Every entry must be duplicated precisely as written.

----- SUPPLIED MATERIAL

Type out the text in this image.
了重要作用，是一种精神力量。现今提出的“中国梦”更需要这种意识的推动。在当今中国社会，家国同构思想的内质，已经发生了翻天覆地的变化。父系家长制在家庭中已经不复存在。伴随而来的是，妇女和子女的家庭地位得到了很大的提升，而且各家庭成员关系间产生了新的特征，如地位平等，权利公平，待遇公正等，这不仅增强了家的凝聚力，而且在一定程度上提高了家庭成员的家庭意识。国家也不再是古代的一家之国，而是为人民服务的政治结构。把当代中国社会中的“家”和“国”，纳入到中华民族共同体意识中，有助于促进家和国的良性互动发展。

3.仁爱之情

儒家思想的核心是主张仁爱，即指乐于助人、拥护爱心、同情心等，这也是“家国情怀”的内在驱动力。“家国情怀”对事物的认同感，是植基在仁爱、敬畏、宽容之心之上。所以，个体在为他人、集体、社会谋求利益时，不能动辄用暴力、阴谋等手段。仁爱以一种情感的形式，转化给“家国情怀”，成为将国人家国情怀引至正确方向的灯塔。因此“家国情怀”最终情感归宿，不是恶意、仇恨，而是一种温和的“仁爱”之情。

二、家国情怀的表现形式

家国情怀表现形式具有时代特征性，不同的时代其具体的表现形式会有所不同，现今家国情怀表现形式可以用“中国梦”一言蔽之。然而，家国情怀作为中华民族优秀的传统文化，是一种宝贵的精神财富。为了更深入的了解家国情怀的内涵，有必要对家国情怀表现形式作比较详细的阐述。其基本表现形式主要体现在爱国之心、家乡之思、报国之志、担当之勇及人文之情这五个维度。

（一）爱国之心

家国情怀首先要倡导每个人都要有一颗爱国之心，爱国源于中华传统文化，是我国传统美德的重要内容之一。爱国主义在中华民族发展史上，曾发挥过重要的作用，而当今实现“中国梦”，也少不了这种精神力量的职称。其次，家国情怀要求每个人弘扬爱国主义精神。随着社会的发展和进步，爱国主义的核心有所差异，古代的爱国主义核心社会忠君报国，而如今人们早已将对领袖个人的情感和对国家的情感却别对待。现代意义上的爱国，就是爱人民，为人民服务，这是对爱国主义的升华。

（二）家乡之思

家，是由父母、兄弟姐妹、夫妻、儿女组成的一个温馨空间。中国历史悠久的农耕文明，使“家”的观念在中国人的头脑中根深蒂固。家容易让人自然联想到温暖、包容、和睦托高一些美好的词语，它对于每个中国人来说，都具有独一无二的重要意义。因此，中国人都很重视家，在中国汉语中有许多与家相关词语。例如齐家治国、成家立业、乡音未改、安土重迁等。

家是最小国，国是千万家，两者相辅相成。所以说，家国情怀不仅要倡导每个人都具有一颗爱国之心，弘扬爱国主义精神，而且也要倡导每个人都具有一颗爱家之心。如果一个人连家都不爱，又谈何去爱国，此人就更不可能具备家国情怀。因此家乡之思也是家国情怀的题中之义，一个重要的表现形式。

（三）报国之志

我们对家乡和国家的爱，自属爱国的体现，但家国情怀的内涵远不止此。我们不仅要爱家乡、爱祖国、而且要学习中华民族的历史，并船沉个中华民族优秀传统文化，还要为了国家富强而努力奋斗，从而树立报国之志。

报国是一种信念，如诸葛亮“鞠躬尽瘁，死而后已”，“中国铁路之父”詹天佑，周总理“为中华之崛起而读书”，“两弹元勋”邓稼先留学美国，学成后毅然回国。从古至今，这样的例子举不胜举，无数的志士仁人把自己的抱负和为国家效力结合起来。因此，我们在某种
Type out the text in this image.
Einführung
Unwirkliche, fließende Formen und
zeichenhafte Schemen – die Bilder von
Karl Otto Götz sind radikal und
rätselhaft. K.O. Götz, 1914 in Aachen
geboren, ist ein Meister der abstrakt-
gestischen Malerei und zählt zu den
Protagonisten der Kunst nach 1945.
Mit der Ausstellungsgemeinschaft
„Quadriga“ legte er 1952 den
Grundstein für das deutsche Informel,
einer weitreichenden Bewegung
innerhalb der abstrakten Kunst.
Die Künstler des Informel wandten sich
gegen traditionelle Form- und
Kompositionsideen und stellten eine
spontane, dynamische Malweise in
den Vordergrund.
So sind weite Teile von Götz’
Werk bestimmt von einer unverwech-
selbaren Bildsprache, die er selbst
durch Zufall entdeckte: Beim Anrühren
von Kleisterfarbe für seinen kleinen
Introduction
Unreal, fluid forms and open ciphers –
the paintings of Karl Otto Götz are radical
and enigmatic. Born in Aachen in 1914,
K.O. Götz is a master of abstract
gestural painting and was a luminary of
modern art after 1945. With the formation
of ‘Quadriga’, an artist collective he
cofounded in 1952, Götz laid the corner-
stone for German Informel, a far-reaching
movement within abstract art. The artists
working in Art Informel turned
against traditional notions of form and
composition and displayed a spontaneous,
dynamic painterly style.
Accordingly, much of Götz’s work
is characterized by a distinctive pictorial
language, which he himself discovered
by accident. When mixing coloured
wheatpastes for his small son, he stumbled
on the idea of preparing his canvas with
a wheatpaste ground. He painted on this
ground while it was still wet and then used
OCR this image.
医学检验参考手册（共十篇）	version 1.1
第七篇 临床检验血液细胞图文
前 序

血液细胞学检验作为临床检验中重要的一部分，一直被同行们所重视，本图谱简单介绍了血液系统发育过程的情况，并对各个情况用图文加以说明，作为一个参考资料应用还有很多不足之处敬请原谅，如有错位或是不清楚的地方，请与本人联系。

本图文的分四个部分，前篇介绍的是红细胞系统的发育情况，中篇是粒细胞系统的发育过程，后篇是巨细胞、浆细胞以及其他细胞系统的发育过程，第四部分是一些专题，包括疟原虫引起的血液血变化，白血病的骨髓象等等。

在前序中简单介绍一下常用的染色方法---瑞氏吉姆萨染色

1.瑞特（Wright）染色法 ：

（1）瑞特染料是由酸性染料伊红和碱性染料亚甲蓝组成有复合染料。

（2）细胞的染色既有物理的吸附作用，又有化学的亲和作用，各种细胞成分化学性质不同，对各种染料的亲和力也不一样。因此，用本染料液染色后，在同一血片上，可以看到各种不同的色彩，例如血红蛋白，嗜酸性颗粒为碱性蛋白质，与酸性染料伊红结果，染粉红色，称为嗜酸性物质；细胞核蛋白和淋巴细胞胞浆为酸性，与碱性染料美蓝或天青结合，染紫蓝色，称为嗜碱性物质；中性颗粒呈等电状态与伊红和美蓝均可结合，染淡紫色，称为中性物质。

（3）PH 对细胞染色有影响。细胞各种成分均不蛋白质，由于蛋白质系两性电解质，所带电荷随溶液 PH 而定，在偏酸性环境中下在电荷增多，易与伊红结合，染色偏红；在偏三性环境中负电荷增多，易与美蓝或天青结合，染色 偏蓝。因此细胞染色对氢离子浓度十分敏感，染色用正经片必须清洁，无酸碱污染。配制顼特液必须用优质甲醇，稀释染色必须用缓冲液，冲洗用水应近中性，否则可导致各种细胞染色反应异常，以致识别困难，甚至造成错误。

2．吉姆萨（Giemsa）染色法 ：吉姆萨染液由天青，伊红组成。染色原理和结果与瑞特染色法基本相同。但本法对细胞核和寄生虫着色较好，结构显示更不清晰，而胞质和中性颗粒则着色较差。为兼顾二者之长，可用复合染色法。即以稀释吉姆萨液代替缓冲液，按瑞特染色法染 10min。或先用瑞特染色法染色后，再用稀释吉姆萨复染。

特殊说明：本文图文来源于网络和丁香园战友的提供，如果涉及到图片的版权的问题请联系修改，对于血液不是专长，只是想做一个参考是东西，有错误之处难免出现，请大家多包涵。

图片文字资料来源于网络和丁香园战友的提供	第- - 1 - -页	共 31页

----------

# ANSWER TO THIS PROBLEM
Type out the text in this image.
了重要作用，是一种精神力量。现今提出的“中国梦”更需要这种意识的推动。在当今中国社会，家国同构思想的内质，已经发生了翻天覆地的变化。父系家长制在家庭中已经不复存在。伴随而来的是，妇女和子女的家庭地位得到了很大的提升，而且各家庭成员关系间产生了新的特征，如地位平等，权利公平，待遇公正等，这不仅增强了家的凝聚力，而且在一定程度上提高了家庭成员的家庭意识。国家也不再是古代的一家之国，而是为人民服务的政治结构。把当代中国社会中的“家”和“国”，纳入到中华民族共同体意识中，有助于促进家和国的良性互动发展。

3.仁爱之情

儒家思想的核心是主张仁爱，即指乐于助人、拥护爱心、同情心等，这也是“家国情怀”的内在驱动力。“家国情怀”对事物的认同感，是植基在仁爱、敬畏、宽容之心之上。所以，个体在为他人、集体、社会谋求利益时，不能动辄用暴力、阴谋等手段。仁爱以一种情感的形式，转化给“家国情怀”，成为将国人家国情怀引至正确方向的灯塔。因此“家国情怀”最终情感归宿，不是恶意、仇恨，而是一种温和的“仁爱”之情。

二、家国情怀的表现形式

家国情怀表现形式具有时代特征性，不同的时代其具体的表现形式会有所不同，现今家国情怀表现形式可以用“中国梦”一言蔽之。然而，家国情怀作为中华民族优秀的传统文化，是一种宝贵的精神财富。为了更深入的了解家国情怀的内涵，有必要对家国情怀表现形式作比较详细的阐述。其基本表现形式主要体现在爱国之心、家乡之思、报国之志、担当之勇及人文之情这五个维度。

（一）爱国之心

家国情怀首先要倡导每个人都要有一颗爱国之心，爱国源于中华传统文化，是我国传统美德的重要内容之一。爱国主义在中华民族发展史上，曾发挥过重要的作用，而当今实现“中国梦”，也少不了这种精神力量的职称。其次，家国情怀要求每个人弘扬爱国主义精神。随着社会的发展和进步，爱国主义的核心有所差异，古代的爱国主义核心社会忠君报国，而如今人们早已将对领袖个人的情感和对国家的情感却别对待。现代意义上的爱国，就是爱人民，为人民服务，这是对爱国主义的升华。

（二）家乡之思

家，是由父母、兄弟姐妹、夫妻、儿女组成的一个温馨空间。中国历史悠久的农耕文明，使“家”的观念在中国人的头脑中根深蒂固。家容易让人自然联想到温暖、包容、和睦托高一些美好的词语，它对于每个中国人来说，都具有独一无二的重要意义。因此，中国人都很重视家，在中国汉语中有许多与家相关词语。例如齐家治国、成家立业、乡音未改、安土重迁等。

家是最小国，国是千万家，两者相辅相成。所以说，家国情怀不仅要倡导每个人都具有一颗爱国之心，弘扬爱国主义精神，而且也要倡导每个人都具有一颗爱家之心。如果一个人连家都不爱，又谈何去爱国，此人就更不可能具备家国情怀。因此家乡之思也是家国情怀的题中之义，一个重要的表现形式。

（三）报国之志

我们对家乡和国家的爱，自属爱国的体现，但家国情怀的内涵远不止此。我们不仅要爱家乡、爱祖国、而且要学习中华民族的历史，并船沉个中华民族优秀传统文化，还要为了国家富强而努力奋斗，从而树立报国之志。

报国是一种信念，如诸葛亮“鞠躬尽瘁，死而后已”，“中国铁路之父”詹天佑，周总理“为中华之崛起而读书”，“两弹元勋”邓稼先留学美国，学成后毅然回国。从古至今，这样的例子举不胜举，无数的志士仁人把自己的抱负和为国家效力结合起来。因此，我们在某种
Type out the text in this image.
Einführung
Unwirkliche, fließende Formen und
zeichenhafte Schemen – die Bilder von
Karl Otto Götz sind radikal und
rätselhaft. K.O. Götz, 1914 in Aachen
geboren, ist ein Meister der abstrakt-
gestischen Malerei und zählt zu den
Protagonisten der Kunst nach 1945.
Mit der Ausstellungsgemeinschaft
„Quadriga“ legte er 1952 den
Grundstein für das deutsche Informel,
einer weitreichenden Bewegung
innerhalb der abstrakten Kunst.
Die Künstler des Informel wandten sich
gegen traditionelle Form- und
Kompositionsideen und stellten eine
spontane, dynamische Malweise in
den Vordergrund.
So sind weite Teile von Götz’
Werk bestimmt von einer unverwech-
selbaren Bildsprache, die er selbst
durch Zufall entdeckte: Beim Anrühren
von Kleisterfarbe für seinen kleinen
Introduction
Unreal, fluid forms and open ciphers –
the paintings of Karl Otto Götz are radical
and enigmatic. Born in Aachen in 1914,
K.O. Götz is a master of abstract
gestural painting and was a luminary of
modern art after 1945. With the formation
of ‘Quadriga’, an artist collective he
cofounded in 1952, Götz laid the corner-
stone for German Informel, a far-reaching
movement within abstract art. The artists
working in Art Informel turned
against traditional notions of form and
composition and displayed a spontaneous,
dynamic painterly style.
Accordingly, much of Götz’s work
is characterized by a distinctive pictorial
language, which he himself discovered
by accident. When mixing coloured
wheatpastes for his small son, he stumbled
on the idea of preparing his canvas with
a wheatpaste ground. He painted on this
ground while it was still wet and then used
OCR this image.
医学检验参考手册（共十篇）	version 1.1
第七篇 临床检验血液细胞图文
前 序

血液细胞学检验作为临床检验中重要的一部分，一直被同行们所重视，本图谱简单介绍了血液系统发育过程的情况，并对各个情况用图文加以说明，作为一个参考资料应用还有很多不足之处敬请原谅，如有错位或是不清楚的地方，请与本人联系。

本图文的分四个部分，前篇介绍的是红细胞系统的发育情况，中篇是粒细胞系统的发育过程，后篇是巨细胞、浆细胞以及其他细胞系统的发育过程，第四部分是一些专题，包括疟原虫引起的血液血变化，白血病的骨髓象等等。

在前序中简单介绍一下常用的染色方法---瑞氏吉姆萨染色

1.瑞特（Wright）染色法 ：

（1）瑞特染料是由酸性染料伊红和碱性染料亚甲蓝组成有复合染料。

（2）细胞的染色既有物理的吸附作用，又有化学的亲和作用，各种细胞成分化学性质不同，对各种染料的亲和力也不一样。因此，用本染料液染色后，在同一血片上，可以看到各种不同的色彩，例如血红蛋白，嗜酸性颗粒为碱性蛋白质，与酸性染料伊红结果，染粉红色，称为嗜酸性物质；细胞核蛋白和淋巴细胞胞浆为酸性，与碱性染料美蓝或天青结合，染紫蓝色，称为嗜碱性物质；中性颗粒呈等电状态与伊红和美蓝均可结合，染淡紫色，称为中性物质。

（3）PH 对细胞染色有影响。细胞各种成分均不蛋白质，由于蛋白质系两性电解质，所带电荷随溶液 PH 而定，在偏酸性环境中下在电荷增多，易与伊红结合，染色偏红；在偏三性环境中负电荷增多，易与美蓝或天青结合，染色 偏蓝。因此细胞染色对氢离子浓度十分敏感，染色用正经片必须清洁，无酸碱污染。配制顼特液必须用优质甲醇，稀释染色必须用缓冲液，冲洗用水应近中性，否则可导致各种细胞染色反应异常，以致识别困难，甚至造成错误。

2．吉姆萨（Giemsa）染色法 ：吉姆萨染液由天青，伊红组成。染色原理和结果与瑞特染色法基本相同。但本法对细胞核和寄生虫着色较好，结构显示更不清晰，而胞质和中性颗粒则着色较差。为兼顾二者之长，可用复合染色法。即以稀释吉姆萨液代替缓冲液，按瑞特染色法染 10min。或先用瑞特染色法染色后，再用稀释吉姆萨复染。

特殊说明：本文图文来源于网络和丁香园战友的提供，如果涉及到图片的版权的问题请联系修改，对于血液不是专长，只是想做一个参考是东西，有错误之处难免出现，请大家多包涵。

图片文字资料来源于网络和丁香园战友的提供	第- - 1 - -页	共 31页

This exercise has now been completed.